Give every entry again, word for word.
————————
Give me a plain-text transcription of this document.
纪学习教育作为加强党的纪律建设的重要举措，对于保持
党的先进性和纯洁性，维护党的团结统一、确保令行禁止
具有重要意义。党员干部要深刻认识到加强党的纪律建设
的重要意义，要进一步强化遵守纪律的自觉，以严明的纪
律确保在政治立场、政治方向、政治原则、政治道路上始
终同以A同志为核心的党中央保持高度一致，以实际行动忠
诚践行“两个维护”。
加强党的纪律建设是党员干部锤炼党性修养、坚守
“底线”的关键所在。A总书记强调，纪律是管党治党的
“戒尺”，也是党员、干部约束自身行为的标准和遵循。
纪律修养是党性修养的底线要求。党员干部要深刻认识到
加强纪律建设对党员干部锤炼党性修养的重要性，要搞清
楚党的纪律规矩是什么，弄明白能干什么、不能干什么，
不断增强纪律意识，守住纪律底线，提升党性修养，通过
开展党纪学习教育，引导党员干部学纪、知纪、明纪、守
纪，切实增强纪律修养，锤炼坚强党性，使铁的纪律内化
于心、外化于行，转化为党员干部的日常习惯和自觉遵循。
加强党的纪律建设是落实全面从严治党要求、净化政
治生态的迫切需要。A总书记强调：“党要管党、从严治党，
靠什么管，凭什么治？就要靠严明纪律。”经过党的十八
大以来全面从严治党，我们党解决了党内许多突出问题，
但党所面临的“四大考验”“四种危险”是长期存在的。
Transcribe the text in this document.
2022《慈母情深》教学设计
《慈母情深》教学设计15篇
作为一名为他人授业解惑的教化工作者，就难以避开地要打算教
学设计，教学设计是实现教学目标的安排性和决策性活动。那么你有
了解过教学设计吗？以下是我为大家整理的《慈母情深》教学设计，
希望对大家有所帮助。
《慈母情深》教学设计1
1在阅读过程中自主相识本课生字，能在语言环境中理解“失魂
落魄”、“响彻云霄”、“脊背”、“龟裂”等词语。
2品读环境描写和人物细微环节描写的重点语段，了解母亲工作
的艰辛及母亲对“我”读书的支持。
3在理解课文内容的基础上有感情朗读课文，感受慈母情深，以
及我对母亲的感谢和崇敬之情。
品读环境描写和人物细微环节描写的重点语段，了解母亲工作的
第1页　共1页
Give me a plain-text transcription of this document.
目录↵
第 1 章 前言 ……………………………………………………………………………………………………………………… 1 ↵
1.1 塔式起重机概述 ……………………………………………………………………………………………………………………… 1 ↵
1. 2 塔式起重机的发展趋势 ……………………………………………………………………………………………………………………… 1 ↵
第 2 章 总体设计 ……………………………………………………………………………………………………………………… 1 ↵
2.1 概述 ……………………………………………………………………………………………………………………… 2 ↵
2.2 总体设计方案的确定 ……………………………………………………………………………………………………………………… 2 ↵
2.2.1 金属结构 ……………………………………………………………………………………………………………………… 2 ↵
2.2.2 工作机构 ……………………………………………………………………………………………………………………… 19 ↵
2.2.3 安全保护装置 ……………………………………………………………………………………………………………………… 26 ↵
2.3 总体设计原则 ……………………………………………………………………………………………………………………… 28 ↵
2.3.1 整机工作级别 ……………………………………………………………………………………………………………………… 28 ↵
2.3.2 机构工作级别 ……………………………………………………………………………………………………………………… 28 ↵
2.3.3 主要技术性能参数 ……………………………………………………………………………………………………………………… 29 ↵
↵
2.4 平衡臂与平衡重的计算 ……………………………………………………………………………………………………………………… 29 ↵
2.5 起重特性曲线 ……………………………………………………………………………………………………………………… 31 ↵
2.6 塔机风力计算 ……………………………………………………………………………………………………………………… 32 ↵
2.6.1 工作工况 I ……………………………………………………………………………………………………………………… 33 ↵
————————
Exercise output:
Give me a plain-text transcription of this document.
纪学习教育作为加强党的纪律建设的重要举措，对于保持
党的先进性和纯洁性，维护党的团结统一、确保令行禁止
具有重要意义。党员干部要深刻认识到加强党的纪律建设
的重要意义，要进一步强化遵守纪律的自觉，以严明的纪
律确保在政治立场、政治方向、政治原则、政治道路上始
终同以A同志为核心的党中央保持高度一致，以实际行动忠
诚践行“两个维护”。
加强党的纪律建设是党员干部锤炼党性修养、坚守
“底线”的关键所在。A总书记强调，纪律是管党治党的
“戒尺”，也是党员、干部约束自身行为的标准和遵循。
纪律修养是党性修养的底线要求。党员干部要深刻认识到
加强纪律建设对党员干部锤炼党性修养的重要性，要搞清
楚党的纪律规矩是什么，弄明白能干什么、不能干什么，
不断增强纪律意识，守住纪律底线，提升党性修养，通过
开展党纪学习教育，引导党员干部学纪、知纪、明纪、守
纪，切实增强纪律修养，锤炼坚强党性，使铁的纪律内化
于心、外化于行，转化为党员干部的日常习惯和自觉遵循。
加强党的纪律建设是落实全面从严治党要求、净化政
治生态的迫切需要。A总书记强调：“党要管党、从严治党，
靠什么管，凭什么治？就要靠严明纪律。”经过党的十八
大以来全面从严治党，我们党解决了党内许多突出问题，
但党所面临的“四大考验”“四种危险”是长期存在的。
Transcribe the text in this document.
2022《慈母情深》教学设计
《慈母情深》教学设计15篇
作为一名为他人授业解惑的教化工作者，就难以避开地要打算教
学设计，教学设计是实现教学目标的安排性和决策性活动。那么你有
了解过教学设计吗？以下是我为大家整理的《慈母情深》教学设计，
希望对大家有所帮助。
《慈母情深》教学设计1
1在阅读过程中自主相识本课生字，能在语言环境中理解“失魂
落魄”、“响彻云霄”、“脊背”、“龟裂”等词语。
2品读环境描写和人物细微环节描写的重点语段，了解母亲工作
的艰辛及母亲对“我”读书的支持。
3在理解课文内容的基础上有感情朗读课文，感受慈母情深，以
及我对母亲的感谢和崇敬之情。
品读环境描写和人物细微环节描写的重点语段，了解母亲工作的
第1页　共1页
Give me a plain-text transcription of this document.
目录↵
第 1 章 前言 ……………………………………………………………………………………………………………………… 1 ↵
1.1 塔式起重机概述 ……………………………………………………………………………………………………………………… 1 ↵
1. 2 塔式起重机的发展趋势 ……………………………………………………………………………………………………………………… 1 ↵
第 2 章 总体设计 ……………………………………………………………………………………………………………………… 1 ↵
2.1 概述 ……………………………………………………………………………………………………………………… 2 ↵
2.2 总体设计方案的确定 ……………………………………………………………………………………………………………………… 2 ↵
2.2.1 金属结构 ……………………………………………………………………………………………………………………… 2 ↵
2.2.2 工作机构 ……………………………………………………………………………………………………………………… 19 ↵
2.2.3 安全保护装置 ……………………………………………………………………………………………………………………… 26 ↵
2.3 总体设计原则 ……………………………………………………………………………………………………………………… 28 ↵
2.3.1 整机工作级别 ……………………………………………………………………………………………………………………… 28 ↵
2.3.2 机构工作级别 ……………………………………………………………………………………………………………………… 28 ↵
2.3.3 主要技术性能参数 ……………………………………………………………………………………………………………………… 29 ↵
↵
2.4 平衡臂与平衡重的计算 ……………………………………………………………………………………………………………………… 29 ↵
2.5 起重特性曲线 ……………………………………………………………………………………………………………………… 31 ↵
2.6 塔机风力计算 ……………………………………………………………………………………………………………………… 32 ↵
2.6.1 工作工况 I ……………………………………………………………………………………………………………………… 33 ↵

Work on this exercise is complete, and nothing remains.